* **Stored listing**
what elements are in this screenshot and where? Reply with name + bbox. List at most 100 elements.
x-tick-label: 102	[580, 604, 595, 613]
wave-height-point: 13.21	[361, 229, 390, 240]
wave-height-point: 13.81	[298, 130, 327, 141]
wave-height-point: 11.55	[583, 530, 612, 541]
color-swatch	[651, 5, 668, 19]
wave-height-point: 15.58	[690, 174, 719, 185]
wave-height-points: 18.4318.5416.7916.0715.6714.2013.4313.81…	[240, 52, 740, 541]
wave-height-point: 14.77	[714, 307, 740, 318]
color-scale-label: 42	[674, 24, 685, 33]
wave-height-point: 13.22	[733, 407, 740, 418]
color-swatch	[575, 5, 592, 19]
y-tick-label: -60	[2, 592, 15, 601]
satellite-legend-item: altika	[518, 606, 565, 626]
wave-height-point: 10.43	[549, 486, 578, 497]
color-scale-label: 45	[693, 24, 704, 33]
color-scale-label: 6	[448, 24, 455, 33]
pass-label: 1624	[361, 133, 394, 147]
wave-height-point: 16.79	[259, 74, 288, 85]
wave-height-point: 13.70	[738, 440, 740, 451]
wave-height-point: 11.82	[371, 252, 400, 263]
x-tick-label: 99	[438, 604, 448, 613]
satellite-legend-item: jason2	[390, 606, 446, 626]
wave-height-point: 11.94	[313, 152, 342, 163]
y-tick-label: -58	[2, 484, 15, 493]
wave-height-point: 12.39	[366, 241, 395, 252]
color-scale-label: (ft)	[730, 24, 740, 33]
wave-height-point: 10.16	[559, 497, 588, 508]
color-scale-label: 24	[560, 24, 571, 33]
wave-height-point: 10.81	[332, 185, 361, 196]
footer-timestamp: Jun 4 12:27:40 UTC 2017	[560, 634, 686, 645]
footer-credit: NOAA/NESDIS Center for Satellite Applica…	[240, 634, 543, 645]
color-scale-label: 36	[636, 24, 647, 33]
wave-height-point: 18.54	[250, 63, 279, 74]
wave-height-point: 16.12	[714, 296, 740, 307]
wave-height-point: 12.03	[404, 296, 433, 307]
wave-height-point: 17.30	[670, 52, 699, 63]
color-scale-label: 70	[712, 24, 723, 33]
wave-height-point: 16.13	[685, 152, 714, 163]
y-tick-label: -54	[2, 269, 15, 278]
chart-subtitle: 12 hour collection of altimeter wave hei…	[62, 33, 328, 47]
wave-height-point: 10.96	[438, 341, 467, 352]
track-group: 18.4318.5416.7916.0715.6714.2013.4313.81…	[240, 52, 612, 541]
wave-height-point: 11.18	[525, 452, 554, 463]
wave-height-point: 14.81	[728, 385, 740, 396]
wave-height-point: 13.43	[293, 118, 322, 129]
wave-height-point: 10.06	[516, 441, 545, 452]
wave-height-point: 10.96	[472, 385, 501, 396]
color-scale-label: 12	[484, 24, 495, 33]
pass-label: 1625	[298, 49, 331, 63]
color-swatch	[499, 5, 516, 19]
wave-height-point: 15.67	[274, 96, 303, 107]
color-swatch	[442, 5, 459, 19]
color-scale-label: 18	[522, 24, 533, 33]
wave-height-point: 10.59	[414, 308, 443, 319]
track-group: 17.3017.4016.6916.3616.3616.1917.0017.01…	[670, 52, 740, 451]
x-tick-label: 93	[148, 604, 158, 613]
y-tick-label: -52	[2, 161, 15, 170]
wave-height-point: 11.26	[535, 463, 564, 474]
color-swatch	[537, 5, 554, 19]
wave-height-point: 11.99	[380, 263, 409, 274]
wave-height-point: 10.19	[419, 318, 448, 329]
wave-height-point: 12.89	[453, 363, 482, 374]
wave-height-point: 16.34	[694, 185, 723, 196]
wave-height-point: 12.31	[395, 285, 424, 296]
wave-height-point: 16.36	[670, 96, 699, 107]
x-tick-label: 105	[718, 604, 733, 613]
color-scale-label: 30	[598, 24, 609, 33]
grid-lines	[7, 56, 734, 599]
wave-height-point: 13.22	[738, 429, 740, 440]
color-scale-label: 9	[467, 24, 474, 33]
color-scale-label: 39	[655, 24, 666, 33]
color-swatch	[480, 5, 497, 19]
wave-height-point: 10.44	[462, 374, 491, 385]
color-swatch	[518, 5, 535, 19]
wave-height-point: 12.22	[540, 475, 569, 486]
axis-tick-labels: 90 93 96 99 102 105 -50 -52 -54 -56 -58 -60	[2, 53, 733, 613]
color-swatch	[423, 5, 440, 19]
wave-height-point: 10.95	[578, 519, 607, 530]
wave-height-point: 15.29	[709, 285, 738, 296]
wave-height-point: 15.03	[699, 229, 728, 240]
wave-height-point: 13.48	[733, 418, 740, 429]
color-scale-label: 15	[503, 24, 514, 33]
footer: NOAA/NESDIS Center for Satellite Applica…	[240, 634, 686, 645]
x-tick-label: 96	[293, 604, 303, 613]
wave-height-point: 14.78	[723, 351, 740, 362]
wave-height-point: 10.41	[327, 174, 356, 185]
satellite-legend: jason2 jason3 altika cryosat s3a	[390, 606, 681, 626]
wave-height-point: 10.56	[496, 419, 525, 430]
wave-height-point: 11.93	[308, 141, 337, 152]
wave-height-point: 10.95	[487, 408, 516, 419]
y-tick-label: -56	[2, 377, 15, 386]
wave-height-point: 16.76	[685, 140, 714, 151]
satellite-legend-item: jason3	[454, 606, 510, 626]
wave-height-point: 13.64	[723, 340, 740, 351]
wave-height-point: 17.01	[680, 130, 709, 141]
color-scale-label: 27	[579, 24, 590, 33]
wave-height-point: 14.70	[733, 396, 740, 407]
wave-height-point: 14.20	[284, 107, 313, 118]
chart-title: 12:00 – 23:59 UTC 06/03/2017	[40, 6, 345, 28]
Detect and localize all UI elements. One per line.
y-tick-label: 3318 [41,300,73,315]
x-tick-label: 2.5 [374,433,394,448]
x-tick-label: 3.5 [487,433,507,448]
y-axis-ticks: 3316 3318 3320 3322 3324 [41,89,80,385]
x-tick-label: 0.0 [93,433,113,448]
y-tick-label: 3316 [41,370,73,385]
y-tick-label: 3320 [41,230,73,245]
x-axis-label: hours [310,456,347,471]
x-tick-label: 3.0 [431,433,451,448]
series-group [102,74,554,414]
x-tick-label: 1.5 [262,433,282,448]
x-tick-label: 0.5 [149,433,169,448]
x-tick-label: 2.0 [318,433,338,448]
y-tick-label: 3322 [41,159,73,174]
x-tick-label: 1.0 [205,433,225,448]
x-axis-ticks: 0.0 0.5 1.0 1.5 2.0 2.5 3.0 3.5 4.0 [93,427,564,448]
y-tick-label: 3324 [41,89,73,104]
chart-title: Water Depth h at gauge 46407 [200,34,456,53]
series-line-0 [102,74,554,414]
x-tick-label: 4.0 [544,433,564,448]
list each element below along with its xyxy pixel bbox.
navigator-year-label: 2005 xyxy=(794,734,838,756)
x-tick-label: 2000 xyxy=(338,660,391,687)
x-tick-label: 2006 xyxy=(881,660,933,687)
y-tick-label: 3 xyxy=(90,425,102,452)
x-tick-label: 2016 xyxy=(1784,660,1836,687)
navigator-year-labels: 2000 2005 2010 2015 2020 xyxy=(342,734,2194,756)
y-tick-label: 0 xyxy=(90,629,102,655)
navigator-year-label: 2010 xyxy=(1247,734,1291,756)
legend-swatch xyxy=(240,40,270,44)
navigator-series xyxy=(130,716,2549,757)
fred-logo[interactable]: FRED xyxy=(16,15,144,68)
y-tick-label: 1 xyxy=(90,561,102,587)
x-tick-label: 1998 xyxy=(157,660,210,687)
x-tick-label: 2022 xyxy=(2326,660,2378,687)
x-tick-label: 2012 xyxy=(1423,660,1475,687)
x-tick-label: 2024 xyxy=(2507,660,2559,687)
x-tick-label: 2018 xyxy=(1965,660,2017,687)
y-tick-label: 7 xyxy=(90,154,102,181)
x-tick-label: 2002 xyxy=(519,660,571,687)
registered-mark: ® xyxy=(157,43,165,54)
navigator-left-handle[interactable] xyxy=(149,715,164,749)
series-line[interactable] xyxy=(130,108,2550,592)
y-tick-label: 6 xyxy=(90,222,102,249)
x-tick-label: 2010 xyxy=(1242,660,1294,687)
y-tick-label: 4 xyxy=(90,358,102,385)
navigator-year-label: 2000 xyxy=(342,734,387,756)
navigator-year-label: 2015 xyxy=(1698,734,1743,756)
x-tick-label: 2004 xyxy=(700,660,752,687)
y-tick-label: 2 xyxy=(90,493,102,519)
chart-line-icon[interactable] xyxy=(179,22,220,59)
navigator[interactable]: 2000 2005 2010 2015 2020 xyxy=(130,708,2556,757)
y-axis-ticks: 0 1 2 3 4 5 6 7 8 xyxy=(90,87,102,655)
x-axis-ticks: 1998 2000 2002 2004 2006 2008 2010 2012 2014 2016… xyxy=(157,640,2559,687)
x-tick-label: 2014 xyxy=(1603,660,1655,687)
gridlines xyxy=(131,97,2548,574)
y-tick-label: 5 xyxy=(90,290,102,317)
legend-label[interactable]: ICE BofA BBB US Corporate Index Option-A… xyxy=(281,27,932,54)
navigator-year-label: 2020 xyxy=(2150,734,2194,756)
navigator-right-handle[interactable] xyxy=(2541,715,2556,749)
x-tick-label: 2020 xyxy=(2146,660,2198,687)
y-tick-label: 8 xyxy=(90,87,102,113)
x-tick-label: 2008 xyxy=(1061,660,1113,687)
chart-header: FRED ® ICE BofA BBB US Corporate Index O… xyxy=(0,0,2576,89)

* **Written problem**
Rewrite everything from the start of the listing down to the line containing "130, 327, 141]", switching "wave-height-point" to "wave-height-marker" and leaving all else unchanged.

* **Task result**
what elements are in this screenshot and where? Reply with name + bbox. List at most 100 elements.
x-tick-label: 102	[580, 604, 595, 613]
wave-height-marker: 13.21	[361, 229, 390, 240]
wave-height-marker: 13.81	[298, 130, 327, 141]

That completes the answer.